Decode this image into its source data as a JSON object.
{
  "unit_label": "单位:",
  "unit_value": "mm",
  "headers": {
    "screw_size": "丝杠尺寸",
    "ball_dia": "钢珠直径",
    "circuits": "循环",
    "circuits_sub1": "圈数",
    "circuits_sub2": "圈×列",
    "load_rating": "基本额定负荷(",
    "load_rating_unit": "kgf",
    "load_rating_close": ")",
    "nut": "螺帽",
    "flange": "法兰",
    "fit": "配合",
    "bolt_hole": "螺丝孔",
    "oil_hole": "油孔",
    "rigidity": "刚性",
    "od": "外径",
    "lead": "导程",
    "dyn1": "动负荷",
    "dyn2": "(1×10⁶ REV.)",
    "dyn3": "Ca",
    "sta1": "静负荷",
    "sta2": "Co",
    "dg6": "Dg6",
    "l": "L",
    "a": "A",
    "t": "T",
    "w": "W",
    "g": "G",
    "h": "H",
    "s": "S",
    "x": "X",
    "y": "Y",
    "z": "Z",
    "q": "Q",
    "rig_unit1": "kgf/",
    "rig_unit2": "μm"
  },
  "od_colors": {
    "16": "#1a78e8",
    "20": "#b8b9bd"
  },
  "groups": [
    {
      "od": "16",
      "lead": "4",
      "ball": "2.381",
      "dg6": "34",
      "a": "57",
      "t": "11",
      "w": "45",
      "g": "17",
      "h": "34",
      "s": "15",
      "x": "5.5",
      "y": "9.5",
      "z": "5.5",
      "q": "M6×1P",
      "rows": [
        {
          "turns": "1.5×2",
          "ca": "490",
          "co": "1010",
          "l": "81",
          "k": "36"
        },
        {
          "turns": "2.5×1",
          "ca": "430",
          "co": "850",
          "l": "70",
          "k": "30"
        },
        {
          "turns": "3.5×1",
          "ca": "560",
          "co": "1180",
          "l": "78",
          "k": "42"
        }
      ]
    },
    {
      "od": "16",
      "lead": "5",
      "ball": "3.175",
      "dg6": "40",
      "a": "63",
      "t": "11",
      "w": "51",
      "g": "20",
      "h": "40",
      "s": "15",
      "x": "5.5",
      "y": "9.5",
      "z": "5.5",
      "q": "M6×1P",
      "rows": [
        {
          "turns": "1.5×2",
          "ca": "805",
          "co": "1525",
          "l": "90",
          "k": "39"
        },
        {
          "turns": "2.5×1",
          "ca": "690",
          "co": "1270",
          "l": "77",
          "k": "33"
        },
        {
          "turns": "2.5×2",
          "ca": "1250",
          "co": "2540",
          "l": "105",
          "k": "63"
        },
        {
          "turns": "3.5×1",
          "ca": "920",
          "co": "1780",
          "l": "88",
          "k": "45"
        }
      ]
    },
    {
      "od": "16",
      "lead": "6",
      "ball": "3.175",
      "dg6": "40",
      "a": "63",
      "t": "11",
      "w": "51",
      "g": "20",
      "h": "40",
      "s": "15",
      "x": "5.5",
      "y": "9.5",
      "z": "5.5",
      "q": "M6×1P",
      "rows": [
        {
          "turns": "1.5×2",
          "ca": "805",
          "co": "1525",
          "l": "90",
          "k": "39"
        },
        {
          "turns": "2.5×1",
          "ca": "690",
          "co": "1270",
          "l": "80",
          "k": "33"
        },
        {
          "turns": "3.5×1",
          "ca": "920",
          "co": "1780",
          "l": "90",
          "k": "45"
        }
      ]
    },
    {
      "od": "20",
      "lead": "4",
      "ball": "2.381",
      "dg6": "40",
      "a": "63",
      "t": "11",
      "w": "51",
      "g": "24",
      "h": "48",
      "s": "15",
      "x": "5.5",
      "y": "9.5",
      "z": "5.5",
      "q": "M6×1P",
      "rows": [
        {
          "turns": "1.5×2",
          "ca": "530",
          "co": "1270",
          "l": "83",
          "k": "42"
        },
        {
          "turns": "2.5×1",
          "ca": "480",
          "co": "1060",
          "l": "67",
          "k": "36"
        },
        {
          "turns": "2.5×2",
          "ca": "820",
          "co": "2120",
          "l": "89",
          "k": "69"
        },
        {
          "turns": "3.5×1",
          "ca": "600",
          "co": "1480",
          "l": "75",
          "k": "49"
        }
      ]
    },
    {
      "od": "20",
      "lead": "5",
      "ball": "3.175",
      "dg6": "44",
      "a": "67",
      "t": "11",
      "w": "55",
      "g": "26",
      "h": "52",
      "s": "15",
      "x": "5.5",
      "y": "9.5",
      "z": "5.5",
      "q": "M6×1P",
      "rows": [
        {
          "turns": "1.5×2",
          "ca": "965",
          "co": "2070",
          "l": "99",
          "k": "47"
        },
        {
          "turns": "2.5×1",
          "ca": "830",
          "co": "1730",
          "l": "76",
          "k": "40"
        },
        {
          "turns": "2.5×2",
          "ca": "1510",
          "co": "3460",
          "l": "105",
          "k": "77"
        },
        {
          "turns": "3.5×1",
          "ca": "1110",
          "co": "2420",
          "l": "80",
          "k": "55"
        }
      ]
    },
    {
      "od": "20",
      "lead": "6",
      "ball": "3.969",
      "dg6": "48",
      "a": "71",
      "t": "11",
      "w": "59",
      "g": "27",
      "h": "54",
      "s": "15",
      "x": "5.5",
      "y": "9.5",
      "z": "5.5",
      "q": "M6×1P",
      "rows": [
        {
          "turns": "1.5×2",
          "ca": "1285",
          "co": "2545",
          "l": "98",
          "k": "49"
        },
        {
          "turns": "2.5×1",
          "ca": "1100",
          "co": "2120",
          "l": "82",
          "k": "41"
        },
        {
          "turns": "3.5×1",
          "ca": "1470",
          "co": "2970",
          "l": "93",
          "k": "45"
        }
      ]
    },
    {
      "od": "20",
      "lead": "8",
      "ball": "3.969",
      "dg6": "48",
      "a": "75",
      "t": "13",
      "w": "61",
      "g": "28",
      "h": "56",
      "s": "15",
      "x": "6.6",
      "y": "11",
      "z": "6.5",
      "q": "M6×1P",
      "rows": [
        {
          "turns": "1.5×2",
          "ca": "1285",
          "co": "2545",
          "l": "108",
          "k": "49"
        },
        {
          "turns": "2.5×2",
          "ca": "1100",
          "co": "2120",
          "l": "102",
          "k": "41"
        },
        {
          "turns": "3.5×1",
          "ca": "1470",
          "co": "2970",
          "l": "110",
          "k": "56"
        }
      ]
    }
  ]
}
◇ ◇ ◇ ◇
Output the full listing exactly as it stands.

RESPONSE TO THE TASK ::
Decode this image into its source data as a JSON object.
{
  "unit_label": "单位:",
  "unit_value": "mm",
  "headers": {
    "screw_size": "丝杠尺寸",
    "ball_dia": "钢珠直径",
    "circuits": "循环",
    "circuits_sub1": "圈数",
    "circuits_sub2": "圈×列",
    "load_rating": "基本额定负荷(",
    "load_rating_unit": "kgf",
    "load_rating_close": ")",
    "nut": "螺帽",
    "flange": "法兰",
    "fit": "配合",
    "bolt_hole": "螺丝孔",
    "oil_hole": "油孔",
    "rigidity": "刚性",
    "od": "外径",
    "lead": "导程",
    "dyn1": "动负荷",
    "dyn2": "(1×10⁶ REV.)",
    "dyn3": "Ca",
    "sta1": "静负荷",
    "sta2": "Co",
    "dg6": "Dg6",
    "l": "L",
    "a": "A",
    "t": "T",
    "w": "W",
    "g": "G",
    "h": "H",
    "s": "S",
    "x": "X",
    "y": "Y",
    "z": "Z",
    "q": "Q",
    "rig_unit1": "kgf/",
    "rig_unit2": "μm"
  },
  "od_colors": {
    "16": "#1a78e8",
    "20": "#b8b9bd"
  },
  "groups": [
    {
      "od": "16",
      "lead": "4",
      "ball": "2.381",
      "dg6": "34",
      "a": "57",
      "t": "11",
      "w": "45",
      "g": "17",
      "h": "34",
      "s": "15",
      "x": "5.5",
      "y": "9.5",
      "z": "5.5",
      "q": "M6×1P",
      "rows": [
        {
          "turns": "1.5×2",
          "ca": "490",
          "co": "1010",
          "l": "81",
          "k": "36"
        },
        {
          "turns": "2.5×1",
          "ca": "430",
          "co": "850",
          "l": "70",
          "k": "30"
        },
        {
          "turns": "3.5×1",
          "ca": "560",
          "co": "1180",
          "l": "78",
          "k": "42"
        }
      ]
    },
    {
      "od": "16",
      "lead": "5",
      "ball": "3.175",
      "dg6": "40",
      "a": "63",
      "t": "11",
      "w": "51",
      "g": "20",
      "h": "40",
      "s": "15",
      "x": "5.5",
      "y": "9.5",
      "z": "5.5",
      "q": "M6×1P",
      "rows": [
        {
          "turns": "1.5×2",
          "ca": "805",
          "co": "1525",
          "l": "90",
          "k": "39"
        },
        {
          "turns": "2.5×1",
          "ca": "690",
          "co": "1270",
          "l": "77",
          "k": "33"
        },
        {
          "turns": "2.5×2",
          "ca": "1250",
          "co": "2540",
          "l": "105",
          "k": "63"
        },
        {
          "turns": "3.5×1",
          "ca": "920",
          "co": "1780",
          "l": "88",
          "k": "45"
        }
      ]
    },
    {
      "od": "16",
      "lead": "6",
      "ball": "3.175",
      "dg6": "40",
      "a": "63",
      "t": "11",
      "w": "51",
      "g": "20",
      "h": "40",
      "s": "15",
      "x": "5.5",
      "y": "9.5",
      "z": "5.5",
      "q": "M6×1P",
      "rows": [
        {
          "turns": "1.5×2",
          "ca": "805",
          "co": "1525",
          "l": "90",
          "k": "39"
        },
        {
          "turns": "2.5×1",
          "ca": "690",
          "co": "1270",
          "l": "80",
          "k": "33"
        },
        {
          "turns": "3.5×1",
          "ca": "920",
          "co": "1780",
          "l": "90",
          "k": "45"
        }
      ]
    },
    {
      "od": "20",
      "lead": "4",
      "ball": "2.381",
      "dg6": "40",
      "a": "63",
      "t": "11",
      "w": "51",
      "g": "24",
      "h": "48",
      "s": "15",
      "x": "5.5",
      "y": "9.5",
      "z": "5.5",
      "q": "M6×1P",
      "rows": [
        {
          "turns": "1.5×2",
          "ca": "530",
          "co": "1270",
          "l": "83",
          "k": "42"
        },
        {
          "turns": "2.5×1",
          "ca": "480",
          "co": "1060",
          "l": "67",
          "k": "36"
        },
        {
          "turns": "2.5×2",
          "ca": "820",
          "co": "2120",
          "l": "89",
          "k": "69"
        },
        {
          "turns": "3.5×1",
          "ca": "600",
          "co": "1480",
          "l": "75",
          "k": "49"
        }
      ]
    },
    {
      "od": "20",
      "lead": "5",
      "ball": "3.175",
      "dg6": "44",
      "a": "67",
      "t": "11",
      "w": "55",
      "g": "26",
      "h": "52",
      "s": "15",
      "x": "5.5",
      "y": "9.5",
      "z": "5.5",
      "q": "M6×1P",
      "rows": [
        {
          "turns": "1.5×2",
          "ca": "965",
          "co": "2070",
          "l": "99",
          "k": "47"
        },
        {
          "turns": "2.5×1",
          "ca": "830",
          "co": "1730",
          "l": "76",
          "k": "40"
        },
        {
          "turns": "2.5×2",
          "ca": "1510",
          "co": "3460",
          "l": "105",
          "k": "77"
        },
        {
          "turns": "3.5×1",
          "ca": "1110",
          "co": "2420",
          "l": "80",
          "k": "55"
        }
      ]
    },
    {
      "od": "20",
      "lead": "6",
      "ball": "3.969",
      "dg6": "48",
      "a": "71",
      "t": "11",
      "w": "59",
      "g": "27",
      "h": "54",
      "s": "15",
      "x": "5.5",
      "y": "9.5",
      "z": "5.5",
      "q": "M6×1P",
      "rows": [
        {
          "turns": "1.5×2",
          "ca": "1285",
          "co": "2545",
          "l": "98",
          "k": "49"
        },
        {
          "turns": "2.5×1",
          "ca": "1100",
          "co": "2120",
          "l": "82",
          "k": "41"
        },
        {
          "turns": "3.5×1",
          "ca": "1470",
          "co": "2970",
          "l": "93",
          "k": "45"
        }
      ]
    },
    {
      "od": "20",
      "lead": "8",
      "ball": "3.969",
      "dg6": "48",
      "a": "75",
      "t": "13",
      "w": "61",
      "g": "28",
      "h": "56",
      "s": "15",
      "x": "6.6",
      "y": "11",
      "z": "6.5",
      "q": "M6×1P",
      "rows": [
        {
          "turns": "1.5×2",
          "ca": "1285",
          "co": "2545",
          "l": "108",
          "k": "49"
        },
        {
          "turns": "2.5×2",
          "ca": "1100",
          "co": "2120",
          "l": "102",
          "k": "41"
        },
        {
          "turns": "3.5×1",
          "ca": "1470",
          "co": "2970",
          "l": "110",
          "k": "56"
        }
      ]
    }
  ]
}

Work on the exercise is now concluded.